Your instructions.
Write out all the lines again, precisely as they stand, but without the images.
---
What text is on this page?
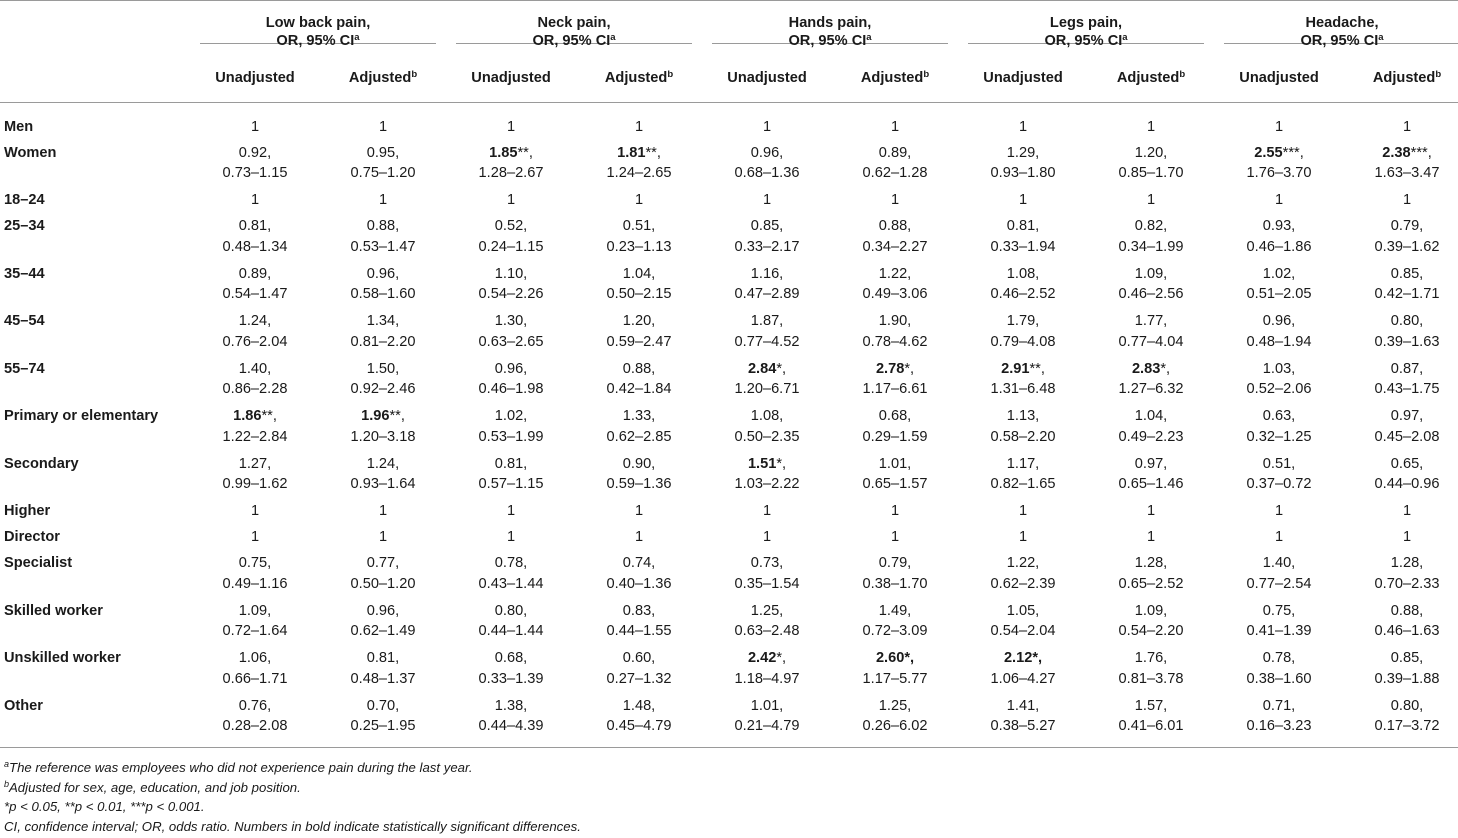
	Low back pain,
OR, 95% $CI^a$		Neck pain,
OR, 95% $CI^a$		Hands pain,
OR, 95% $CI^a$		Legs pain,
OR, 95% $CI^a$		Headache,
OR, 95% $CI^a$

	Unadjusted	Adjusted$^b$	Unadjusted	Adjusted$^b$	Unadjusted	Adjusted$^b$	Unadjusted	Adjusted$^b$	Unadjusted	Adjusted$^b$
Men	1	1	1	1	1	1	1	1	1	1

Women	0.92,
0.73–1.15	0.95,
0.75–1.20	1.85**,
1.28–2.67	1.81**,
1.24–2.65	0.96,
0.68–1.36	0.89,
0.62–1.28	1.29,
0.93–1.80	1.20,
0.85–1.70	2.55***,
1.76–3.70	2.38***,
1.63–3.47

18–24	1	1	1	1	1	1	1	1	1	1

25–34	0.81,
0.48–1.34	0.88,
0.53–1.47	0.52,
0.24–1.15	0.51,
0.23–1.13	0.85,
0.33–2.17	0.88,
0.34–2.27	0.81,
0.33–1.94	0.82,
0.34–1.99	0.93,
0.46–1.86	0.79,
0.39–1.62

35–44	0.89,
0.54–1.47	0.96,
0.58–1.60	1.10,
0.54–2.26	1.04,
0.50–2.15	1.16,
0.47–2.89	1.22,
0.49–3.06	1.08,
0.46–2.52	1.09,
0.46–2.56	1.02,
0.51–2.05	0.85,
0.42–1.71

45–54	1.24,
0.76–2.04	1.34,
0.81–2.20	1.30,
0.63–2.65	1.20,
0.59–2.47	1.87,
0.77–4.52	1.90,
0.78–4.62	1.79,
0.79–4.08	1.77,
0.77–4.04	0.96,
0.48–1.94	0.80,
0.39–1.63

55–74	1.40,
0.86–2.28	1.50,
0.92–2.46	0.96,
0.46–1.98	0.88,
0.42–1.84	2.84*,
1.20–6.71	2.78*,
1.17–6.61	2.91**,
1.31–6.48	2.83*,
1.27–6.32	1.03,
0.52–2.06	0.87,
0.43–1.75

Primary or elementary	1.86**,
1.22–2.84	1.96**,
1.20–3.18	1.02,
0.53–1.99	1.33,
0.62–2.85	1.08,
0.50–2.35	0.68,
0.29–1.59	1.13,
0.58–2.20	1.04,
0.49–2.23	0.63,
0.32–1.25	0.97,
0.45–2.08

Secondary	1.27,
0.99–1.62	1.24,
0.93–1.64	0.81,
0.57–1.15	0.90,
0.59–1.36	1.51*,
1.03–2.22	1.01,
0.65–1.57	1.17,
0.82–1.65	0.97,
0.65–1.46	0.51,
0.37–0.72	0.65,
0.44–0.96

Higher	1	1	1	1	1	1	1	1	1	1

Director	1	1	1	1	1	1	1	1	1	1

Specialist	0.75,
0.49–1.16	0.77,
0.50–1.20	0.78,
0.43–1.44	0.74,
0.40–1.36	0.73,
0.35–1.54	0.79,
0.38–1.70	1.22,
0.62–2.39	1.28,
0.65–2.52	1.40,
0.77–2.54	1.28,
0.70–2.33

Skilled worker	1.09,
0.72–1.64	0.96,
0.62–1.49	0.80,
0.44–1.44	0.83,
0.44–1.55	1.25,
0.63–2.48	1.49,
0.72–3.09	1.05,
0.54–2.04	1.09,
0.54–2.20	0.75,
0.41–1.39	0.88,
0.46–1.63

Unskilled worker	1.06,
0.66–1.71	0.81,
0.48–1.37	0.68,
0.33–1.39	0.60,
0.27–1.32	2.42*,
1.18–4.97	2.60*,
1.17–5.77	2.12*,
1.06–4.27	1.76,
0.81–3.78	0.78,
0.38–1.60	0.85,
0.39–1.88

Other	0.76,
0.28–2.08	0.70,
0.25–1.95	1.38,
0.44–4.39	1.48,
0.45–4.79	1.01,
0.21–4.79	1.25,
0.26–6.02	1.41,
0.38–5.27	1.57,
0.41–6.01	0.71,
0.16–3.23	0.80,
0.17–3.72
$^a$The reference was employees who did not experience pain during the last year.
$^b$Adjusted for sex, age, education, and job position.
*p < 0.05, **p < 0.01, ***p < 0.001.
CI, confidence interval; OR, odds ratio. Numbers in bold indicate statistically significant differences.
---
Exercise output.
What text is on this page?
	Low back pain,
OR, 95% $CI^a$		Neck pain,
OR, 95% $CI^a$		Hands pain,
OR, 95% $CI^a$		Legs pain,
OR, 95% $CI^a$		Headache,
OR, 95% $CI^a$

	Unadjusted	Adjusted$^b$	Unadjusted	Adjusted$^b$	Unadjusted	Adjusted$^b$	Unadjusted	Adjusted$^b$	Unadjusted	Adjusted$^b$
Men	1	1	1	1	1	1	1	1	1	1

Women	0.92,
0.73–1.15	0.95,
0.75–1.20	1.85**,
1.28–2.67	1.81**,
1.24–2.65	0.96,
0.68–1.36	0.89,
0.62–1.28	1.29,
0.93–1.80	1.20,
0.85–1.70	2.55***,
1.76–3.70	2.38***,
1.63–3.47

18–24	1	1	1	1	1	1	1	1	1	1

25–34	0.81,
0.48–1.34	0.88,
0.53–1.47	0.52,
0.24–1.15	0.51,
0.23–1.13	0.85,
0.33–2.17	0.88,
0.34–2.27	0.81,
0.33–1.94	0.82,
0.34–1.99	0.93,
0.46–1.86	0.79,
0.39–1.62

35–44	0.89,
0.54–1.47	0.96,
0.58–1.60	1.10,
0.54–2.26	1.04,
0.50–2.15	1.16,
0.47–2.89	1.22,
0.49–3.06	1.08,
0.46–2.52	1.09,
0.46–2.56	1.02,
0.51–2.05	0.85,
0.42–1.71

45–54	1.24,
0.76–2.04	1.34,
0.81–2.20	1.30,
0.63–2.65	1.20,
0.59–2.47	1.87,
0.77–4.52	1.90,
0.78–4.62	1.79,
0.79–4.08	1.77,
0.77–4.04	0.96,
0.48–1.94	0.80,
0.39–1.63

55–74	1.40,
0.86–2.28	1.50,
0.92–2.46	0.96,
0.46–1.98	0.88,
0.42–1.84	2.84*,
1.20–6.71	2.78*,
1.17–6.61	2.91**,
1.31–6.48	2.83*,
1.27–6.32	1.03,
0.52–2.06	0.87,
0.43–1.75

Primary or elementary	1.86**,
1.22–2.84	1.96**,
1.20–3.18	1.02,
0.53–1.99	1.33,
0.62–2.85	1.08,
0.50–2.35	0.68,
0.29–1.59	1.13,
0.58–2.20	1.04,
0.49–2.23	0.63,
0.32–1.25	0.97,
0.45–2.08

Secondary	1.27,
0.99–1.62	1.24,
0.93–1.64	0.81,
0.57–1.15	0.90,
0.59–1.36	1.51*,
1.03–2.22	1.01,
0.65–1.57	1.17,
0.82–1.65	0.97,
0.65–1.46	0.51,
0.37–0.72	0.65,
0.44–0.96

Higher	1	1	1	1	1	1	1	1	1	1

Director	1	1	1	1	1	1	1	1	1	1

Specialist	0.75,
0.49–1.16	0.77,
0.50–1.20	0.78,
0.43–1.44	0.74,
0.40–1.36	0.73,
0.35–1.54	0.79,
0.38–1.70	1.22,
0.62–2.39	1.28,
0.65–2.52	1.40,
0.77–2.54	1.28,
0.70–2.33

Skilled worker	1.09,
0.72–1.64	0.96,
0.62–1.49	0.80,
0.44–1.44	0.83,
0.44–1.55	1.25,
0.63–2.48	1.49,
0.72–3.09	1.05,
0.54–2.04	1.09,
0.54–2.20	0.75,
0.41–1.39	0.88,
0.46–1.63

Unskilled worker	1.06,
0.66–1.71	0.81,
0.48–1.37	0.68,
0.33–1.39	0.60,
0.27–1.32	2.42*,
1.18–4.97	2.60*,
1.17–5.77	2.12*,
1.06–4.27	1.76,
0.81–3.78	0.78,
0.38–1.60	0.85,
0.39–1.88

Other	0.76,
0.28–2.08	0.70,
0.25–1.95	1.38,
0.44–4.39	1.48,
0.45–4.79	1.01,
0.21–4.79	1.25,
0.26–6.02	1.41,
0.38–5.27	1.57,
0.41–6.01	0.71,
0.16–3.23	0.80,
0.17–3.72
$^a$The reference was employees who did not experience pain during the last year.
$^b$Adjusted for sex, age, education, and job position.
*p < 0.05, **p < 0.01, ***p < 0.001.
CI, confidence interval; OR, odds ratio. Numbers in bold indicate statistically significant differences.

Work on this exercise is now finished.